BRIEF
Rename "STEWARDESS" to "FLIGHT ATTENDANT" throughout the items below, and write out all their lines again with nothing else changed. Leave the pictures out.

DATASET
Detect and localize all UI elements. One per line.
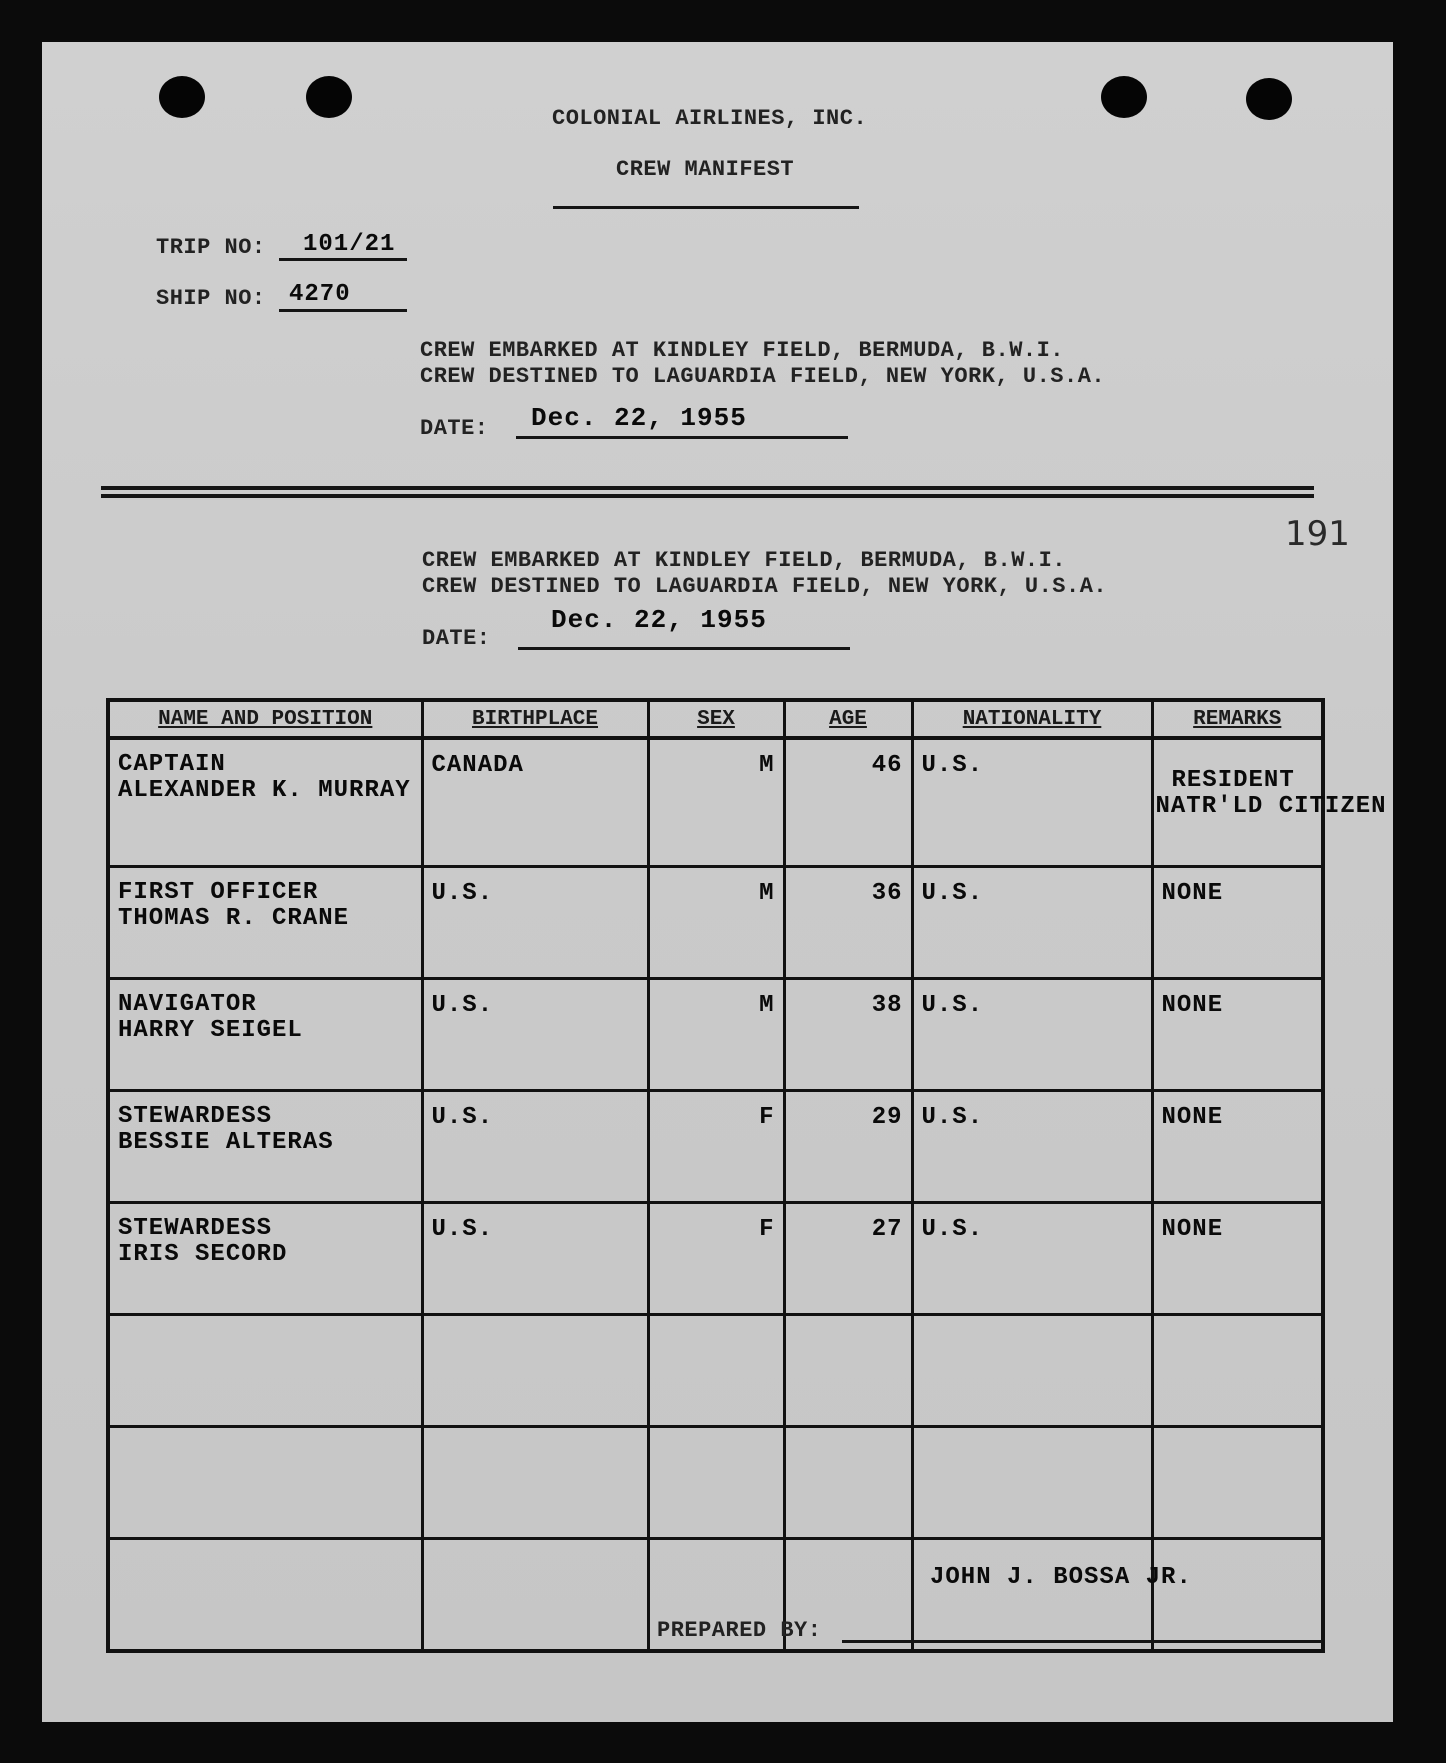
ship-no-underline	[279, 309, 407, 312]
birthplace-cell: U.S.	[422, 1203, 648, 1315]
table-row	[108, 1091, 1323, 1203]
trip-no-value: 101/21	[303, 231, 396, 258]
birthplace-cell: U.S.	[422, 867, 648, 979]
table-row	[108, 867, 1323, 979]
crew-position: STEWARDESS	[118, 1103, 273, 1130]
date-label: DATE:	[422, 626, 491, 651]
company-name: COLONIAL AIRLINES, INC.	[552, 106, 868, 131]
document-title: CREW MANIFEST	[616, 157, 795, 182]
date-underline	[518, 647, 850, 650]
remarks-cell: NONE	[1152, 1091, 1323, 1203]
crew-embarked-text: CREW EMBARKED AT KINDLEY FIELD, BERMUDA, B.W.I.	[422, 548, 1067, 573]
remarks-line: NATR'LD CITIZEN	[1155, 793, 1387, 820]
header-remarks: REMARKS	[1152, 700, 1323, 738]
punch-hole	[1101, 76, 1147, 118]
table-row	[108, 1203, 1323, 1315]
crew-position: NAVIGATOR	[118, 991, 257, 1018]
sex-cell: F	[648, 1203, 784, 1315]
ship-no-label: SHIP NO:	[156, 286, 266, 311]
date-label: DATE:	[420, 416, 489, 441]
nationality-cell: U.S.	[912, 1091, 1152, 1203]
punch-hole	[1246, 78, 1292, 120]
table-row	[108, 979, 1323, 1091]
page-number: 191	[1285, 514, 1350, 554]
nationality-cell: U.S.	[912, 738, 1152, 867]
date-value: Dec. 22, 1955	[551, 605, 767, 635]
nationality-cell: U.S.	[912, 867, 1152, 979]
sex-cell: F	[648, 1091, 784, 1203]
prepared-by-underline	[842, 1640, 1322, 1643]
section-divider	[101, 486, 1314, 490]
sex-cell: M	[648, 979, 784, 1091]
name-position-cell	[108, 1091, 422, 1203]
ship-no-value: 4270	[289, 281, 351, 308]
age-cell: 38	[784, 979, 912, 1091]
trip-no-label: TRIP NO:	[156, 235, 266, 260]
crew-embarked-text: CREW EMBARKED AT KINDLEY FIELD, BERMUDA, B.W.I.	[420, 338, 1065, 363]
name-position-cell	[108, 1203, 422, 1315]
crew-destined-text: CREW DESTINED TO LAGUARDIA FIELD, NEW YORK, U.S.A.	[420, 364, 1106, 389]
sex-cell: M	[648, 738, 784, 867]
crew-name: HARRY SEIGEL	[118, 1017, 303, 1044]
table-row	[108, 738, 1323, 867]
age-cell: 46	[784, 738, 912, 867]
prepared-by-label: PREPARED BY:	[657, 1618, 822, 1643]
section-divider	[101, 494, 1314, 498]
birthplace-cell: U.S.	[422, 1091, 648, 1203]
crew-position: STEWARDESS	[118, 1215, 273, 1242]
date-value: Dec. 22, 1955	[531, 403, 747, 433]
remarks-cell: NONE	[1152, 867, 1323, 979]
nationality-cell: U.S.	[912, 1203, 1152, 1315]
birthplace-cell: CANADA	[422, 738, 648, 867]
remarks-cell: NONE	[1152, 979, 1323, 1091]
name-position-cell	[108, 867, 422, 979]
name-position-cell	[108, 979, 422, 1091]
header-name-position: NAME AND POSITION	[108, 700, 422, 738]
birthplace-cell: U.S.	[422, 979, 648, 1091]
header-sex: SEX	[648, 700, 784, 738]
empty-table-row	[108, 1427, 1323, 1539]
empty-table-row	[108, 1315, 1323, 1427]
date-underline	[516, 436, 848, 439]
crew-name: ALEXANDER K. MURRAY	[118, 777, 411, 804]
crew-name: IRIS SECORD	[118, 1241, 288, 1268]
crew-position: FIRST OFFICER	[118, 879, 319, 906]
age-cell: 36	[784, 867, 912, 979]
crew-name: THOMAS R. CRANE	[118, 905, 350, 932]
sex-cell: M	[648, 867, 784, 979]
crew-manifest-table	[106, 698, 1387, 1653]
crew-destined-text: CREW DESTINED TO LAGUARDIA FIELD, NEW YORK, U.S.A.	[422, 574, 1108, 599]
name-position-cell	[108, 738, 422, 867]
remarks-line: RESIDENT	[1171, 767, 1295, 794]
header-age: AGE	[784, 700, 912, 738]
nationality-cell: U.S.	[912, 979, 1152, 1091]
punch-hole	[159, 76, 205, 118]
age-cell: 29	[784, 1091, 912, 1203]
age-cell: 27	[784, 1203, 912, 1315]
remarks-cell	[1152, 738, 1387, 867]
trip-no-underline	[279, 258, 407, 261]
preparer-name: JOHN J. BOSSA JR.	[930, 1564, 1192, 1591]
title-underline	[553, 206, 859, 209]
header-birthplace: BIRTHPLACE	[422, 700, 648, 738]
remarks-cell: NONE	[1152, 1203, 1323, 1315]
punch-hole	[306, 76, 352, 118]
crew-name: BESSIE ALTERAS	[118, 1129, 334, 1156]
table-header-row	[108, 700, 1323, 738]
header-nationality: NATIONALITY	[912, 700, 1152, 738]
crew-position: CAPTAIN	[118, 751, 226, 778]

RESPONSE FOR THIS EXERCISE
Detect and localize all UI elements. One per line.
ship-no-underline	[279, 309, 407, 312]
birthplace-cell: U.S.	[422, 1203, 648, 1315]
table-row	[108, 1091, 1323, 1203]
trip-no-value: 101/21	[303, 231, 396, 258]
birthplace-cell: U.S.	[422, 867, 648, 979]
table-row	[108, 867, 1323, 979]
crew-position: FLIGHT ATTENDANT	[118, 1103, 273, 1130]
date-label: DATE:	[422, 626, 491, 651]
company-name: COLONIAL AIRLINES, INC.	[552, 106, 868, 131]
document-title: CREW MANIFEST	[616, 157, 795, 182]
date-underline	[518, 647, 850, 650]
remarks-cell: NONE	[1152, 1091, 1323, 1203]
crew-embarked-text: CREW EMBARKED AT KINDLEY FIELD, BERMUDA, B.W.I.	[422, 548, 1067, 573]
remarks-line: NATR'LD CITIZEN	[1155, 793, 1387, 820]
header-remarks: REMARKS	[1152, 700, 1323, 738]
punch-hole	[1101, 76, 1147, 118]
table-row	[108, 1203, 1323, 1315]
crew-position: NAVIGATOR	[118, 991, 257, 1018]
sex-cell: F	[648, 1203, 784, 1315]
ship-no-label: SHIP NO:	[156, 286, 266, 311]
date-label: DATE:	[420, 416, 489, 441]
nationality-cell: U.S.	[912, 1091, 1152, 1203]
punch-hole	[1246, 78, 1292, 120]
table-row	[108, 979, 1323, 1091]
page-number: 191	[1285, 514, 1350, 554]
nationality-cell: U.S.	[912, 738, 1152, 867]
date-value: Dec. 22, 1955	[551, 605, 767, 635]
nationality-cell: U.S.	[912, 867, 1152, 979]
sex-cell: F	[648, 1091, 784, 1203]
prepared-by-underline	[842, 1640, 1322, 1643]
section-divider	[101, 486, 1314, 490]
sex-cell: M	[648, 979, 784, 1091]
name-position-cell	[108, 1091, 422, 1203]
ship-no-value: 4270	[289, 281, 351, 308]
age-cell: 38	[784, 979, 912, 1091]
trip-no-label: TRIP NO:	[156, 235, 266, 260]
crew-embarked-text: CREW EMBARKED AT KINDLEY FIELD, BERMUDA, B.W.I.	[420, 338, 1065, 363]
name-position-cell	[108, 1203, 422, 1315]
crew-destined-text: CREW DESTINED TO LAGUARDIA FIELD, NEW YORK, U.S.A.	[420, 364, 1106, 389]
sex-cell: M	[648, 738, 784, 867]
crew-name: HARRY SEIGEL	[118, 1017, 303, 1044]
table-row	[108, 738, 1323, 867]
age-cell: 46	[784, 738, 912, 867]
prepared-by-label: PREPARED BY:	[657, 1618, 822, 1643]
section-divider	[101, 494, 1314, 498]
birthplace-cell: U.S.	[422, 1091, 648, 1203]
crew-position: FLIGHT ATTENDANT	[118, 1215, 273, 1242]
date-value: Dec. 22, 1955	[531, 403, 747, 433]
remarks-cell: NONE	[1152, 867, 1323, 979]
nationality-cell: U.S.	[912, 1203, 1152, 1315]
birthplace-cell: CANADA	[422, 738, 648, 867]
remarks-cell: NONE	[1152, 979, 1323, 1091]
name-position-cell	[108, 867, 422, 979]
name-position-cell	[108, 979, 422, 1091]
header-name-position: NAME AND POSITION	[108, 700, 422, 738]
birthplace-cell: U.S.	[422, 979, 648, 1091]
header-sex: SEX	[648, 700, 784, 738]
empty-table-row	[108, 1427, 1323, 1539]
empty-table-row	[108, 1315, 1323, 1427]
date-underline	[516, 436, 848, 439]
crew-name: ALEXANDER K. MURRAY	[118, 777, 411, 804]
crew-name: IRIS SECORD	[118, 1241, 288, 1268]
crew-position: FIRST OFFICER	[118, 879, 319, 906]
age-cell: 36	[784, 867, 912, 979]
crew-name: THOMAS R. CRANE	[118, 905, 350, 932]
sex-cell: M	[648, 867, 784, 979]
crew-manifest-table	[106, 698, 1387, 1653]
crew-destined-text: CREW DESTINED TO LAGUARDIA FIELD, NEW YORK, U.S.A.	[422, 574, 1108, 599]
name-position-cell	[108, 738, 422, 867]
remarks-line: RESIDENT	[1171, 767, 1295, 794]
header-age: AGE	[784, 700, 912, 738]
nationality-cell: U.S.	[912, 979, 1152, 1091]
punch-hole	[159, 76, 205, 118]
age-cell: 29	[784, 1091, 912, 1203]
age-cell: 27	[784, 1203, 912, 1315]
remarks-cell	[1152, 738, 1387, 867]
trip-no-underline	[279, 258, 407, 261]
preparer-name: JOHN J. BOSSA JR.	[930, 1564, 1192, 1591]
title-underline	[553, 206, 859, 209]
header-birthplace: BIRTHPLACE	[422, 700, 648, 738]
remarks-cell: NONE	[1152, 1203, 1323, 1315]
punch-hole	[306, 76, 352, 118]
crew-name: BESSIE ALTERAS	[118, 1129, 334, 1156]
table-header-row	[108, 700, 1323, 738]
header-nationality: NATIONALITY	[912, 700, 1152, 738]
crew-position: CAPTAIN	[118, 751, 226, 778]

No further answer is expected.